**Available data**
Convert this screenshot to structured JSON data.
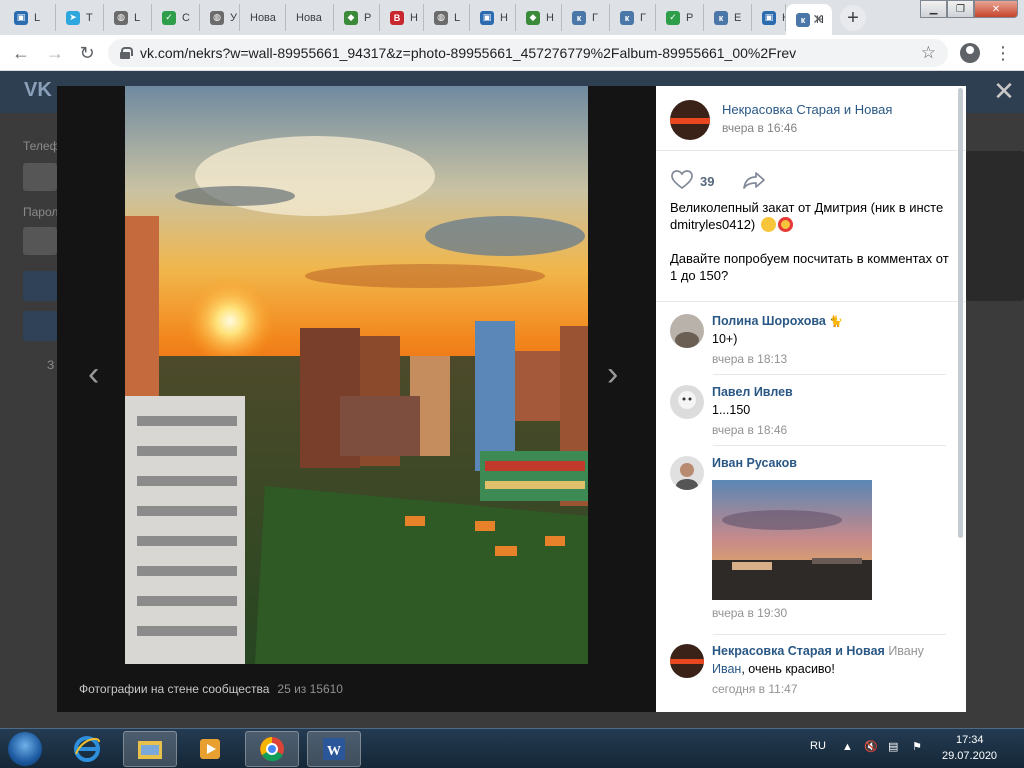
{
  "browser": {
    "tabs": [
      {
        "label": "L",
        "color": "#2b6cb0",
        "glyph": "▣"
      },
      {
        "label": "Т",
        "color": "#2ea6de",
        "glyph": "➤"
      },
      {
        "label": "L",
        "color": "#6b6b6b",
        "glyph": "◍"
      },
      {
        "label": "С",
        "color": "#2e9e4a",
        "glyph": "✓"
      },
      {
        "label": "У",
        "color": "#6b6b6b",
        "glyph": "◍"
      },
      {
        "label": "Нова",
        "color": "",
        "glyph": ""
      },
      {
        "label": "Нова",
        "color": "",
        "glyph": ""
      },
      {
        "label": "Р",
        "color": "#3a8a3a",
        "glyph": "◆"
      },
      {
        "label": "Н",
        "color": "#c8282d",
        "glyph": "В"
      },
      {
        "label": "L",
        "color": "#6b6b6b",
        "glyph": "◍"
      },
      {
        "label": "Н",
        "color": "#2b6cb0",
        "glyph": "▣"
      },
      {
        "label": "Н",
        "color": "#3a8a3a",
        "glyph": "◆"
      },
      {
        "label": "Г",
        "color": "#4a76a8",
        "glyph": "к"
      },
      {
        "label": "Г",
        "color": "#4a76a8",
        "glyph": "к"
      },
      {
        "label": "Р",
        "color": "#2e9e4a",
        "glyph": "✓"
      },
      {
        "label": "Е",
        "color": "#4a76a8",
        "glyph": "к"
      },
      {
        "label": "Н",
        "color": "#2b6cb0",
        "glyph": "▣"
      }
    ],
    "active_tab": {
      "label": "Н",
      "color": "#4a76a8",
      "glyph": "к"
    },
    "url": "vk.com/nekrs?w=wall-89955661_94317&z=photo-89955661_457276779%2Falbum-89955661_00%2Frev"
  },
  "background_page": {
    "logo": "VK",
    "phone_label": "Телеф",
    "password_label": "Парол",
    "misc_label": "З"
  },
  "viewer": {
    "caption": "Фотографии на стене сообщества",
    "counter": "25 из 15610"
  },
  "post": {
    "author": "Некрасовка Старая и Новая",
    "time": "вчера в 16:46",
    "likes": "39",
    "text1": "Великолепный закат от Дмитрия (ник в инсте dmitryles0412)",
    "text2": "Давайте попробуем посчитать в комментах от 1 до 150?"
  },
  "comments": [
    {
      "name": "Полина Шорохова",
      "text": "10+)",
      "time": "вчера в 18:13"
    },
    {
      "name": "Павел Ивлев",
      "text": "1...150",
      "time": "вчера в 18:46"
    },
    {
      "name": "Иван Русаков",
      "text": "",
      "time": "вчера в 19:30"
    },
    {
      "name": "Некрасовка Старая и Новая",
      "reply_to": "Ивану",
      "reply_link": "Иван",
      "text": ", очень красиво!",
      "time": "сегодня в 11:47"
    }
  ],
  "taskbar": {
    "lang": "RU",
    "time": "17:34",
    "date": "29.07.2020"
  }
}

**Aim**
Only the number is wanted: how many lines of the material contain the word "Новая"?

**Solved exercise**
2